■ GIVEN INSTRUCTION: Copy all lines of the listing that include the string "caught".
begin RECORDS SUPPLIED
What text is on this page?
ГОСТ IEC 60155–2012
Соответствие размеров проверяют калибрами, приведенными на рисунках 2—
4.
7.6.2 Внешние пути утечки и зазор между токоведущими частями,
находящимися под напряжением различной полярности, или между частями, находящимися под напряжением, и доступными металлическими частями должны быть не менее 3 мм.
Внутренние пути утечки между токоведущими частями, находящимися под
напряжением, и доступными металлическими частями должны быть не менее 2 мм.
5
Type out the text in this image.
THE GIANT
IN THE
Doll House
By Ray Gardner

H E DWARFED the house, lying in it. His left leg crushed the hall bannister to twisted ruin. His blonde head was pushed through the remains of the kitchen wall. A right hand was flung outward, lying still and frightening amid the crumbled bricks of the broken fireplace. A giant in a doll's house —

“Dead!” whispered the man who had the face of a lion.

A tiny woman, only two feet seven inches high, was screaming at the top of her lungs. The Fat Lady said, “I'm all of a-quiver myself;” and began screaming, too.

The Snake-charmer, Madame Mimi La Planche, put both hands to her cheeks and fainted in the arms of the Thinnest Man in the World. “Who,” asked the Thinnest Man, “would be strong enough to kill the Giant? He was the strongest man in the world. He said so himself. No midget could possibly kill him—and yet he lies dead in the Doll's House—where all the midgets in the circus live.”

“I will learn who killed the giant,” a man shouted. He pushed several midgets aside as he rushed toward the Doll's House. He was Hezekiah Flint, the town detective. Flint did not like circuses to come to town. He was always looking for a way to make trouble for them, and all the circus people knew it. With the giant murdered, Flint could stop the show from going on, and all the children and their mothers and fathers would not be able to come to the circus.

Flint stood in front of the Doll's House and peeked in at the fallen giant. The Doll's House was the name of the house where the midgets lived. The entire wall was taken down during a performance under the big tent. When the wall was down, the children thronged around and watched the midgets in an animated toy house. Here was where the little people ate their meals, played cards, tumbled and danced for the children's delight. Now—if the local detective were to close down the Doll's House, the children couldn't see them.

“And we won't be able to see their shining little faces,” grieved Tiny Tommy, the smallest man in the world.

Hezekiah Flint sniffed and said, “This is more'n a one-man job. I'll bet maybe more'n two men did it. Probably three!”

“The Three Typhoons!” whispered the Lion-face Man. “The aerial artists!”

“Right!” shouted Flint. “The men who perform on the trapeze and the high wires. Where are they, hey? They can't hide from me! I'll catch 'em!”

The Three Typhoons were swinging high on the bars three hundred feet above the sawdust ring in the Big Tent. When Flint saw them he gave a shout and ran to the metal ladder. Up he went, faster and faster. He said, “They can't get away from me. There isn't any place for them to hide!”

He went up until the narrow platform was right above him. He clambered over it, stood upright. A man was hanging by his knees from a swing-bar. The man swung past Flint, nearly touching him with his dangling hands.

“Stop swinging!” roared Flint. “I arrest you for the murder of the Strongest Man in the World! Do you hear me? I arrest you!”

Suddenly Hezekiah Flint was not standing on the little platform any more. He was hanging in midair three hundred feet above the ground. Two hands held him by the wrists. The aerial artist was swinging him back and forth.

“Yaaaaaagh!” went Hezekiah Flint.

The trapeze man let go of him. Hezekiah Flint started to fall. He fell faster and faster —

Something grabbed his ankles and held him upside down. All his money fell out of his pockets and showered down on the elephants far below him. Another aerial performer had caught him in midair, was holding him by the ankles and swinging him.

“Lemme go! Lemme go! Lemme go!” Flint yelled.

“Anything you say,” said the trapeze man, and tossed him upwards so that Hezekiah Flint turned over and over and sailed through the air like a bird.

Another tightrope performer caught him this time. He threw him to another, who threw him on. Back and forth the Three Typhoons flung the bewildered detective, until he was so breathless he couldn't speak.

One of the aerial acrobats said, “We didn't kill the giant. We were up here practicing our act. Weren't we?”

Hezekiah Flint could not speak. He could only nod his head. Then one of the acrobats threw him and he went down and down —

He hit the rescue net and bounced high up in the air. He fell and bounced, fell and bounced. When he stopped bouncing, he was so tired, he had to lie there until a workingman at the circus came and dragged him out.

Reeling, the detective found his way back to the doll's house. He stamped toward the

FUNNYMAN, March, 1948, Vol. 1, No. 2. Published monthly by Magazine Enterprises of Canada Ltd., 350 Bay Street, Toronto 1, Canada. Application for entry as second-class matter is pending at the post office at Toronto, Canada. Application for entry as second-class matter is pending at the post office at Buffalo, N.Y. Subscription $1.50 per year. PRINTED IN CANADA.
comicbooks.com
end RECORDS SUPPLIED
■ REPLY:
Something grabbed his ankles and held him upside down. All his money fell out of his pockets and showered down on the elephants far below him. Another aerial performer had caught him in midair, was holding him by the ankles and swinging him.
Another tightrope performer caught him this time. He threw him to another, who threw him on. Back and forth the Three Typhoons flung the bewildered detective, until he was so breathless he couldn't speak.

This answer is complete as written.